→ GIVEN REQUEST
Restate the entries below verbatim.
═══ INFORMATION SUPPLIED ═══
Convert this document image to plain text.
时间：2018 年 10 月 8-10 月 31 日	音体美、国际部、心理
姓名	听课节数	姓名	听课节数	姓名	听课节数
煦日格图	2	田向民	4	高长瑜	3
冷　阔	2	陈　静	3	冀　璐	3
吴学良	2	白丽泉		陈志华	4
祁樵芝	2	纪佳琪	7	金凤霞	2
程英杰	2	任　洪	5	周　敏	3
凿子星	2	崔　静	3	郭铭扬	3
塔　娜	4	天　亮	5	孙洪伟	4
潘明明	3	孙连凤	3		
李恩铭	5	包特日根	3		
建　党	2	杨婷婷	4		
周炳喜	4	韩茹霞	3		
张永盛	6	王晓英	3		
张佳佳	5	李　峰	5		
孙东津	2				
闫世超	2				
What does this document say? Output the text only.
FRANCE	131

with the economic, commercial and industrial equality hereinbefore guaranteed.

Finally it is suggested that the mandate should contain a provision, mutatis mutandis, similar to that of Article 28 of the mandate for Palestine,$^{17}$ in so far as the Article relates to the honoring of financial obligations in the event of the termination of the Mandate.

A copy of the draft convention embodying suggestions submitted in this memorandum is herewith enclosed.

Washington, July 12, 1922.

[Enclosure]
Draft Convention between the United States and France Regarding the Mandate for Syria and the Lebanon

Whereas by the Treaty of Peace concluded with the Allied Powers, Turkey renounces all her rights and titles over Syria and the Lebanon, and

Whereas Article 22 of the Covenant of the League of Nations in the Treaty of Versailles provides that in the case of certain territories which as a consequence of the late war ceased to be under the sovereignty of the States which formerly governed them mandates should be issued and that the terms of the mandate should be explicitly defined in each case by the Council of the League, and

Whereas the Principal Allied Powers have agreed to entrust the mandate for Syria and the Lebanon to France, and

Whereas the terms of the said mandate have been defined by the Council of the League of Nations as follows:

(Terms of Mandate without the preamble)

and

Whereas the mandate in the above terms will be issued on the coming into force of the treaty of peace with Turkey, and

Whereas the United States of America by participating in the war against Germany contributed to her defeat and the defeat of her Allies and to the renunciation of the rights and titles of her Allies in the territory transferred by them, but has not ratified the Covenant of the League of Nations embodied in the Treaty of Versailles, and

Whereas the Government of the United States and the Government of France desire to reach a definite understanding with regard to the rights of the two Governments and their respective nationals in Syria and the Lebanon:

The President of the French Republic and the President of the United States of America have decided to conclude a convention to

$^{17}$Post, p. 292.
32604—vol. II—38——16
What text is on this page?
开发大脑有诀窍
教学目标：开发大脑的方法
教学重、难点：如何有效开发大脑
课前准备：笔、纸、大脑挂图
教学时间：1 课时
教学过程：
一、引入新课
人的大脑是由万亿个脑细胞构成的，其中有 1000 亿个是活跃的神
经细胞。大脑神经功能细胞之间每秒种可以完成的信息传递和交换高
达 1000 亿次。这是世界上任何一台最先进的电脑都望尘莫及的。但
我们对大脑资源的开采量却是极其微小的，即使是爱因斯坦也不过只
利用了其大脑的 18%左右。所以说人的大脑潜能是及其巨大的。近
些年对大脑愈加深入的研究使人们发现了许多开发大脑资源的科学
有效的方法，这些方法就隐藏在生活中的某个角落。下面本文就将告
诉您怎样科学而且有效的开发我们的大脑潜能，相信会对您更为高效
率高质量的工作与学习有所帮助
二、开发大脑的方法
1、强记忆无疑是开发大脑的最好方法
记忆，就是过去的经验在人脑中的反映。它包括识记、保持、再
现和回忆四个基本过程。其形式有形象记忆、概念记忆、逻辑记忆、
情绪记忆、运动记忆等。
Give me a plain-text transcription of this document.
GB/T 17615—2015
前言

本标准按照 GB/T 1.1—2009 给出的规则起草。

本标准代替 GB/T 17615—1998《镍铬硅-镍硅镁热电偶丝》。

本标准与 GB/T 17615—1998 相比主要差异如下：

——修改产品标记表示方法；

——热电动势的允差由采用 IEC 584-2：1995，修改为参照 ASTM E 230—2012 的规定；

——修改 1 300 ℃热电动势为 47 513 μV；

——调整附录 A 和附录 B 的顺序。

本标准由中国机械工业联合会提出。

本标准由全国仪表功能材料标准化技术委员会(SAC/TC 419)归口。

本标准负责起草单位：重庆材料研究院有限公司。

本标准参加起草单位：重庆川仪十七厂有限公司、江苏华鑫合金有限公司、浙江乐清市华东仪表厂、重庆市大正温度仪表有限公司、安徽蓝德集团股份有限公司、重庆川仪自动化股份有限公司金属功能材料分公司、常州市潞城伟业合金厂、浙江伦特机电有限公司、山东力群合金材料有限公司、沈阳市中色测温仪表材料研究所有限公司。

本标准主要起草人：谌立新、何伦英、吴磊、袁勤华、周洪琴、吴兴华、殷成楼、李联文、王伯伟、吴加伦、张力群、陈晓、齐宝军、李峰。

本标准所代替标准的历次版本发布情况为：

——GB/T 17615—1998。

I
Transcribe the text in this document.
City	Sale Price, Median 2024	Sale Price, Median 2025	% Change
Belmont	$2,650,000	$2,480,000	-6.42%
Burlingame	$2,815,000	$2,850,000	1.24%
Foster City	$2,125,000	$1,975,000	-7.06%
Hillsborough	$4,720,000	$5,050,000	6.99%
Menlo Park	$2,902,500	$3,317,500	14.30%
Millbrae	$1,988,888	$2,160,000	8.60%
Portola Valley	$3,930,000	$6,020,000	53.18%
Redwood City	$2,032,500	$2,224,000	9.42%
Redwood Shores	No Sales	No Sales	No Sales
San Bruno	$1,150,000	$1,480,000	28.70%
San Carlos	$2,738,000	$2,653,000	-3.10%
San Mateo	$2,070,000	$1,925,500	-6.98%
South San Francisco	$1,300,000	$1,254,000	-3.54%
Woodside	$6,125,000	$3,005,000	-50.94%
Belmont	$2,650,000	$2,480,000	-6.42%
═══
→ PROBLEM SOLUTION
Convert this document image to plain text.
时间：2018 年 10 月 8-10 月 31 日	音体美、国际部、心理
姓名	听课节数	姓名	听课节数	姓名	听课节数
煦日格图	2	田向民	4	高长瑜	3
冷　阔	2	陈　静	3	冀　璐	3
吴学良	2	白丽泉		陈志华	4
祁樵芝	2	纪佳琪	7	金凤霞	2
程英杰	2	任　洪	5	周　敏	3
凿子星	2	崔　静	3	郭铭扬	3
塔　娜	4	天　亮	5	孙洪伟	4
潘明明	3	孙连凤	3		
李恩铭	5	包特日根	3		
建　党	2	杨婷婷	4		
周炳喜	4	韩茹霞	3		
张永盛	6	王晓英	3		
张佳佳	5	李　峰	5		
孙东津	2				
闫世超	2				
What does this document say? Output the text only.
FRANCE	131

with the economic, commercial and industrial equality hereinbefore guaranteed.

Finally it is suggested that the mandate should contain a provision, mutatis mutandis, similar to that of Article 28 of the mandate for Palestine,$^{17}$ in so far as the Article relates to the honoring of financial obligations in the event of the termination of the Mandate.

A copy of the draft convention embodying suggestions submitted in this memorandum is herewith enclosed.

Washington, July 12, 1922.

[Enclosure]
Draft Convention between the United States and France Regarding the Mandate for Syria and the Lebanon

Whereas by the Treaty of Peace concluded with the Allied Powers, Turkey renounces all her rights and titles over Syria and the Lebanon, and

Whereas Article 22 of the Covenant of the League of Nations in the Treaty of Versailles provides that in the case of certain territories which as a consequence of the late war ceased to be under the sovereignty of the States which formerly governed them mandates should be issued and that the terms of the mandate should be explicitly defined in each case by the Council of the League, and

Whereas the Principal Allied Powers have agreed to entrust the mandate for Syria and the Lebanon to France, and

Whereas the terms of the said mandate have been defined by the Council of the League of Nations as follows:

(Terms of Mandate without the preamble)

and

Whereas the mandate in the above terms will be issued on the coming into force of the treaty of peace with Turkey, and

Whereas the United States of America by participating in the war against Germany contributed to her defeat and the defeat of her Allies and to the renunciation of the rights and titles of her Allies in the territory transferred by them, but has not ratified the Covenant of the League of Nations embodied in the Treaty of Versailles, and

Whereas the Government of the United States and the Government of France desire to reach a definite understanding with regard to the rights of the two Governments and their respective nationals in Syria and the Lebanon:

The President of the French Republic and the President of the United States of America have decided to conclude a convention to

$^{17}$Post, p. 292.
32604—vol. II—38——16
What text is on this page?
开发大脑有诀窍
教学目标：开发大脑的方法
教学重、难点：如何有效开发大脑
课前准备：笔、纸、大脑挂图
教学时间：1 课时
教学过程：
一、引入新课
人的大脑是由万亿个脑细胞构成的，其中有 1000 亿个是活跃的神
经细胞。大脑神经功能细胞之间每秒种可以完成的信息传递和交换高
达 1000 亿次。这是世界上任何一台最先进的电脑都望尘莫及的。但
我们对大脑资源的开采量却是极其微小的，即使是爱因斯坦也不过只
利用了其大脑的 18%左右。所以说人的大脑潜能是及其巨大的。近
些年对大脑愈加深入的研究使人们发现了许多开发大脑资源的科学
有效的方法，这些方法就隐藏在生活中的某个角落。下面本文就将告
诉您怎样科学而且有效的开发我们的大脑潜能，相信会对您更为高效
率高质量的工作与学习有所帮助
二、开发大脑的方法
1、强记忆无疑是开发大脑的最好方法
记忆，就是过去的经验在人脑中的反映。它包括识记、保持、再
现和回忆四个基本过程。其形式有形象记忆、概念记忆、逻辑记忆、
情绪记忆、运动记忆等。
Give me a plain-text transcription of this document.
GB/T 17615—2015
前言

本标准按照 GB/T 1.1—2009 给出的规则起草。

本标准代替 GB/T 17615—1998《镍铬硅-镍硅镁热电偶丝》。

本标准与 GB/T 17615—1998 相比主要差异如下：

——修改产品标记表示方法；

——热电动势的允差由采用 IEC 584-2：1995，修改为参照 ASTM E 230—2012 的规定；

——修改 1 300 ℃热电动势为 47 513 μV；

——调整附录 A 和附录 B 的顺序。

本标准由中国机械工业联合会提出。

本标准由全国仪表功能材料标准化技术委员会(SAC/TC 419)归口。

本标准负责起草单位：重庆材料研究院有限公司。

本标准参加起草单位：重庆川仪十七厂有限公司、江苏华鑫合金有限公司、浙江乐清市华东仪表厂、重庆市大正温度仪表有限公司、安徽蓝德集团股份有限公司、重庆川仪自动化股份有限公司金属功能材料分公司、常州市潞城伟业合金厂、浙江伦特机电有限公司、山东力群合金材料有限公司、沈阳市中色测温仪表材料研究所有限公司。

本标准主要起草人：谌立新、何伦英、吴磊、袁勤华、周洪琴、吴兴华、殷成楼、李联文、王伯伟、吴加伦、张力群、陈晓、齐宝军、李峰。

本标准所代替标准的历次版本发布情况为：

——GB/T 17615—1998。

I
Transcribe the text in this document.
City	Sale Price, Median 2024	Sale Price, Median 2025	% Change
Belmont	$2,650,000	$2,480,000	-6.42%
Burlingame	$2,815,000	$2,850,000	1.24%
Foster City	$2,125,000	$1,975,000	-7.06%
Hillsborough	$4,720,000	$5,050,000	6.99%
Menlo Park	$2,902,500	$3,317,500	14.30%
Millbrae	$1,988,888	$2,160,000	8.60%
Portola Valley	$3,930,000	$6,020,000	53.18%
Redwood City	$2,032,500	$2,224,000	9.42%
Redwood Shores	No Sales	No Sales	No Sales
San Bruno	$1,150,000	$1,480,000	28.70%
San Carlos	$2,738,000	$2,653,000	-3.10%
San Mateo	$2,070,000	$1,925,500	-6.98%
South San Francisco	$1,300,000	$1,254,000	-3.54%
Woodside	$6,125,000	$3,005,000	-50.94%
Belmont	$2,650,000	$2,480,000	-6.42%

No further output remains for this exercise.